[Dataset excerpt]
--------
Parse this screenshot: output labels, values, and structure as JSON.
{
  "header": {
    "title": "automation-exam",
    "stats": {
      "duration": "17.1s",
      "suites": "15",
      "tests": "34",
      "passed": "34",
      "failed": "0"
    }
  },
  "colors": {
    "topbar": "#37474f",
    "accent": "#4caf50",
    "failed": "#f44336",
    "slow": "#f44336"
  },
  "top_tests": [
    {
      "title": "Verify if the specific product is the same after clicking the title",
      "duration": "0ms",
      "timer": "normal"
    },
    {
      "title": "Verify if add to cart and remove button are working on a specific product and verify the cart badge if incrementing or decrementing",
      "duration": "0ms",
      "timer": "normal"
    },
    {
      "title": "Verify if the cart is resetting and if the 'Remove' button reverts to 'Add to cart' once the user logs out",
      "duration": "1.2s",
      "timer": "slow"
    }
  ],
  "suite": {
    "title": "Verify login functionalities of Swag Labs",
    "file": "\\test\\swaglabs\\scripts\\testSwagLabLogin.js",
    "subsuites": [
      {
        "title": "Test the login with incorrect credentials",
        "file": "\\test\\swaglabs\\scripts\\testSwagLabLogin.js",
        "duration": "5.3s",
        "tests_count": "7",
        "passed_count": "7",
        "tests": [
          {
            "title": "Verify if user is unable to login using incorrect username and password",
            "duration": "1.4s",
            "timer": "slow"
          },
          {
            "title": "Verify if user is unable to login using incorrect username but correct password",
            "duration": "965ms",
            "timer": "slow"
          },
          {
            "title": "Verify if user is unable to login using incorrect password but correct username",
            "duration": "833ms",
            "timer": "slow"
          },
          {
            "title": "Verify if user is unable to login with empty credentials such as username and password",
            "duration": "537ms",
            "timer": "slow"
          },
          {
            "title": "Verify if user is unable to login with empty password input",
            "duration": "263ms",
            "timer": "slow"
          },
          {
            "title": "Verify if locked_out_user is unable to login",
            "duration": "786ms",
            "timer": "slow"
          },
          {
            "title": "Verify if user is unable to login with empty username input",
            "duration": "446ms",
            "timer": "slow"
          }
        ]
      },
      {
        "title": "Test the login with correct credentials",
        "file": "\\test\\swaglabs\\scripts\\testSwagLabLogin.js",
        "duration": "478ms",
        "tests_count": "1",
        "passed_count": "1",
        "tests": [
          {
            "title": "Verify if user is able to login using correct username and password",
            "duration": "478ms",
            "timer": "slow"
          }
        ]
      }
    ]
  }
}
--------
• Task instructions:
Every line holding "unable" should be copied out.

• Correct output:
            "title": "Verify if user is unable to login using incorrect username and password",
            "title": "Verify if user is unable to login using incorrect username but correct password",
            "title": "Verify if user is unable to login using incorrect password but correct username",
            "title": "Verify if user is unable to login with empty credentials such as username and password",
            "title": "Verify if user is unable to login with empty password input",
            "title": "Verify if locked_out_user is unable to login",
            "title": "Verify if user is unable to login with empty username input",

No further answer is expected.